_ENTRIES_.

▼▼▼

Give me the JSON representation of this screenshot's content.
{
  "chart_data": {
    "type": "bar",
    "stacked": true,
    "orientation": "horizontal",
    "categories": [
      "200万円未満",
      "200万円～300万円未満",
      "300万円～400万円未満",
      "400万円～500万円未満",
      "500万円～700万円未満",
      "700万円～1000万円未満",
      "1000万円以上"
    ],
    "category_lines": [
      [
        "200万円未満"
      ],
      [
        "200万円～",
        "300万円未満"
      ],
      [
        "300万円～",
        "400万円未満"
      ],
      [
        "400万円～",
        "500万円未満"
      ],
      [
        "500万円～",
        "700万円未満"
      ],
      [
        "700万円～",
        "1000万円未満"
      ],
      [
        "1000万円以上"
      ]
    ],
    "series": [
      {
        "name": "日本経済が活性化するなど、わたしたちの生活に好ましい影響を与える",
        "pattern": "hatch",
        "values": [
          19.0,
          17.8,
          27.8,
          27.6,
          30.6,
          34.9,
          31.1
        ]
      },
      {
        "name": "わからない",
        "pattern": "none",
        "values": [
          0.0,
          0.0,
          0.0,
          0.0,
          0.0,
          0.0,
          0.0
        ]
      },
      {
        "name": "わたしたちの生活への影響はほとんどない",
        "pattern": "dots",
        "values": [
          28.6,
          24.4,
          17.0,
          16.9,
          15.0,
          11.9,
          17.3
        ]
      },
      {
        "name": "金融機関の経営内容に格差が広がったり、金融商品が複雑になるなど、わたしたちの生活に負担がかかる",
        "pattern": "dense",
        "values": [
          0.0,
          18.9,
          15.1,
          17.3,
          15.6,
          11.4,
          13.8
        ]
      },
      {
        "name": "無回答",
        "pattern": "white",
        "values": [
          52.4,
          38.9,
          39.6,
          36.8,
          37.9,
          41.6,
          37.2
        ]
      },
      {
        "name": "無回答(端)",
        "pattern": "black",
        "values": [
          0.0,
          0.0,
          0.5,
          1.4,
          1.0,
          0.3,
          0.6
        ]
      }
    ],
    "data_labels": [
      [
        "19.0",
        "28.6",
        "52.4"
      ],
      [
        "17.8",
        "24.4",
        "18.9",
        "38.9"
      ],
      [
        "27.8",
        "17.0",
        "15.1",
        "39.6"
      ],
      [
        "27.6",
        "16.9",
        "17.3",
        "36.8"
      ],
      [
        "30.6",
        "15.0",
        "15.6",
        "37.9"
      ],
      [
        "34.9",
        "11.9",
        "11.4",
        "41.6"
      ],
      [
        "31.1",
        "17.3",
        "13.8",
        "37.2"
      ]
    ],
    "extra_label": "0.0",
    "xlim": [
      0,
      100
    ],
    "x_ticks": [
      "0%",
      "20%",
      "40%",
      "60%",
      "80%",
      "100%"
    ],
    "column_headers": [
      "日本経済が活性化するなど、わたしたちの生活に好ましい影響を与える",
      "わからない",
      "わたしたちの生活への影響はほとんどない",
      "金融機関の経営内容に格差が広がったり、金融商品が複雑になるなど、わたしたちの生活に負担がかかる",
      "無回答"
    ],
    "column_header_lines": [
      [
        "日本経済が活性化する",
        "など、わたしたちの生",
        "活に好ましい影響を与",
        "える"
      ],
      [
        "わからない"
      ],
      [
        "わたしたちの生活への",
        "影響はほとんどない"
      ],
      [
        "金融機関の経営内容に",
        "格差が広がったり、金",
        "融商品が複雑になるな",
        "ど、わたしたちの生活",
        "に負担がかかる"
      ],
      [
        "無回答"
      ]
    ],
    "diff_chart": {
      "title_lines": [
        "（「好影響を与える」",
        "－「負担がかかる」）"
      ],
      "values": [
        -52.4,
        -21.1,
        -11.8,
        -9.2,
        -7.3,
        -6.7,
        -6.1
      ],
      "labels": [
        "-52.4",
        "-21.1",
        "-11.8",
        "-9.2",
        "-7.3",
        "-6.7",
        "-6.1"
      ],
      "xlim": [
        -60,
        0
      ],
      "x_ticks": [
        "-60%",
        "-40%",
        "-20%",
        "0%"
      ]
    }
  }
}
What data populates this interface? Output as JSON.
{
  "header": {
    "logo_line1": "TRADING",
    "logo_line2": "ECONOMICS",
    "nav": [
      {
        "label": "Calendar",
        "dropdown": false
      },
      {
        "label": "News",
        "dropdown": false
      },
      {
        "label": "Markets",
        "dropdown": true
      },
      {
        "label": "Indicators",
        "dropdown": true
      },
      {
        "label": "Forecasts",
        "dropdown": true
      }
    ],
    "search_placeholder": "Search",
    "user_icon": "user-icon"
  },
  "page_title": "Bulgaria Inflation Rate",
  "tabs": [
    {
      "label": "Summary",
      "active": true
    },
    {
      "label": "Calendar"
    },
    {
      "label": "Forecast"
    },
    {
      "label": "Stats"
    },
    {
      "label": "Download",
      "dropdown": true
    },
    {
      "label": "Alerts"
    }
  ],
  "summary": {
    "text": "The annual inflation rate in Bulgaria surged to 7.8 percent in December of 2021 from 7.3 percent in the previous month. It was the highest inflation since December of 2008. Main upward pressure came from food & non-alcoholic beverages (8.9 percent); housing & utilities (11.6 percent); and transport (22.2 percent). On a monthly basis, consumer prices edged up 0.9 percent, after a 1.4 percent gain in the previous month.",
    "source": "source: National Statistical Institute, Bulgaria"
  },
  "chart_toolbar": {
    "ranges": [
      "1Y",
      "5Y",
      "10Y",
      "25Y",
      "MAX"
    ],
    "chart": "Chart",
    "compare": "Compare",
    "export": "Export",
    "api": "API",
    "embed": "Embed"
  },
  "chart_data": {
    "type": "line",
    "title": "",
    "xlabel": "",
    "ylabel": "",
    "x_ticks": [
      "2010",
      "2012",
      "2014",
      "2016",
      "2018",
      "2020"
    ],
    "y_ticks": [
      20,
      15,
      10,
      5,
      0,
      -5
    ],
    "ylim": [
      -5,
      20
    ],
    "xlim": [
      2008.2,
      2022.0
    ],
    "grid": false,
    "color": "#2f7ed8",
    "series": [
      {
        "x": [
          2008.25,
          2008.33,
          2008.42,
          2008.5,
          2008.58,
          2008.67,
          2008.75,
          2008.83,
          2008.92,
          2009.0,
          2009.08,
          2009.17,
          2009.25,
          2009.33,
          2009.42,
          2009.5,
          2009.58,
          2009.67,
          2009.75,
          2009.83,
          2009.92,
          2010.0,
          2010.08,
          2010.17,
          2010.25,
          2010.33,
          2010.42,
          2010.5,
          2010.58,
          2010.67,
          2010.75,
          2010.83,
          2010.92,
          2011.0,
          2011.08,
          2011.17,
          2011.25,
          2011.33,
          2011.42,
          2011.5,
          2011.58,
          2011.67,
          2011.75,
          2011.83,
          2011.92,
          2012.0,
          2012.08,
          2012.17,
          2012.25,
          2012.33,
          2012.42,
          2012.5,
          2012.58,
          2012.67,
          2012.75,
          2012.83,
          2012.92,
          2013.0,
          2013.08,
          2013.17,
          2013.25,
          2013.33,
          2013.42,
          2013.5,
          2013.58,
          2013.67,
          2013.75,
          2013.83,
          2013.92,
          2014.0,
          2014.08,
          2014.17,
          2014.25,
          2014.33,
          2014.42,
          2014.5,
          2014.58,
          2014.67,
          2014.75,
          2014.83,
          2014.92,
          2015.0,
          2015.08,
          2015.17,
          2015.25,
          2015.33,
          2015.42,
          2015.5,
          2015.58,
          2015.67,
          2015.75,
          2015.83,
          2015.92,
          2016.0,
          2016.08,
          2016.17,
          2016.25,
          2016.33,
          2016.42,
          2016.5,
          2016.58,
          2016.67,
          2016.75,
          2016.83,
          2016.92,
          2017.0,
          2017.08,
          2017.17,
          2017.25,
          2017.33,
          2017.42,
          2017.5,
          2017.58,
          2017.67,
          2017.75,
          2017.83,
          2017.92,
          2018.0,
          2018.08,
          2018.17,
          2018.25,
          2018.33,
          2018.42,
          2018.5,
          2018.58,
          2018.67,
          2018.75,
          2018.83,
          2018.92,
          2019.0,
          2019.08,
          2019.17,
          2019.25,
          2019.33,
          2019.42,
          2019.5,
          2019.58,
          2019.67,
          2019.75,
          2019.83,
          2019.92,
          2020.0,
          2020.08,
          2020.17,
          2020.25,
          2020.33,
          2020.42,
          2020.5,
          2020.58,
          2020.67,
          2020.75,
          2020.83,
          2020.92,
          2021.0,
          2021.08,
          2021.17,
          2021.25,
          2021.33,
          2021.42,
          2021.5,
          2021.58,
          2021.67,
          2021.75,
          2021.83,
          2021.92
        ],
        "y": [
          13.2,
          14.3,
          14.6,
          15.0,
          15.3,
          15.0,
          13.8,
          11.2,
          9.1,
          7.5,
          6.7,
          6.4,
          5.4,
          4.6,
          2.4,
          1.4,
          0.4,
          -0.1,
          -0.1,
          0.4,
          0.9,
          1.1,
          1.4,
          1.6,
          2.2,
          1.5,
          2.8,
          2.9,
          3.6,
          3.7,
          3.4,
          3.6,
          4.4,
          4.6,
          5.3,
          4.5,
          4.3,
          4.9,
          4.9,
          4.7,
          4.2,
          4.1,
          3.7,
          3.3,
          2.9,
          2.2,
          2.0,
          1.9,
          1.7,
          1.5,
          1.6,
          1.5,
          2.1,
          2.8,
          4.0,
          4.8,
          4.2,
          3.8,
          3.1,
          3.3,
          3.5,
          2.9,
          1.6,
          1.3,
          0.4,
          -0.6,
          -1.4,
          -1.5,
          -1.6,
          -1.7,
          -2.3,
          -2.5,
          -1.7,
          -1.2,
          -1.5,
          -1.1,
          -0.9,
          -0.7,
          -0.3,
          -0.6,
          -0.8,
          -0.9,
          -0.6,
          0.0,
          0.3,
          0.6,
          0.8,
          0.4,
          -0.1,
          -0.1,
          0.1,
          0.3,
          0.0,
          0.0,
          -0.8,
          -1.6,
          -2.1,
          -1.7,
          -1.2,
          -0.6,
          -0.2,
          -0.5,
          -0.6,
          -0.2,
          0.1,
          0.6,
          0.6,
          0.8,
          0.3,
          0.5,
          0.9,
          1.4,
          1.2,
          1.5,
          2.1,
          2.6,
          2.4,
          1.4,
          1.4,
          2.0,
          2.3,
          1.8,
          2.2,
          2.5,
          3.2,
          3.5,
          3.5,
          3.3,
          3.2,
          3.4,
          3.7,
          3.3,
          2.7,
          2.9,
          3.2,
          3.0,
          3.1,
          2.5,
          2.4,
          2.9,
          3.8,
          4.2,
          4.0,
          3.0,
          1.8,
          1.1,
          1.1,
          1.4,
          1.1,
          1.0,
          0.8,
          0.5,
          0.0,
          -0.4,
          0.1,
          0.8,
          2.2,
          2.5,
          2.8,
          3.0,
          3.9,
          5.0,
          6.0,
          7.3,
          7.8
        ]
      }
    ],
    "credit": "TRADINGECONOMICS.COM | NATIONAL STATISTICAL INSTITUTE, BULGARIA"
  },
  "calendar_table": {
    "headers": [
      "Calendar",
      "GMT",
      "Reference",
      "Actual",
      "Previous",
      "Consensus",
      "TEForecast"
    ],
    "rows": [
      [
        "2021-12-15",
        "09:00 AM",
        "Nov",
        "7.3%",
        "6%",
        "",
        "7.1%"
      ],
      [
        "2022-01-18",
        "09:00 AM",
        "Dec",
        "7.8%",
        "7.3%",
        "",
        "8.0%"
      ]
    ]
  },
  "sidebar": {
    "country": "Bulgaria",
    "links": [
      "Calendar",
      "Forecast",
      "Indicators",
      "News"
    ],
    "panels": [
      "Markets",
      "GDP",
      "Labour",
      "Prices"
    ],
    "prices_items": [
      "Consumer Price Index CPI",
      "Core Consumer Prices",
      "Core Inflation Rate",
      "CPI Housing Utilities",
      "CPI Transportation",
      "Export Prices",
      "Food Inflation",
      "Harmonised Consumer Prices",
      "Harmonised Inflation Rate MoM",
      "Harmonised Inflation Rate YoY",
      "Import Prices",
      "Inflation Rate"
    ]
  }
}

▲▲▲

_INSTRUCTION_. Copy every line of the listing that contains the word "わたしたちの生活への影響はほとんどない".

_FINAL RESULT_.
        "name": "わたしたちの生活への影響はほとんどない",
      "わたしたちの生活への影響はほとんどない",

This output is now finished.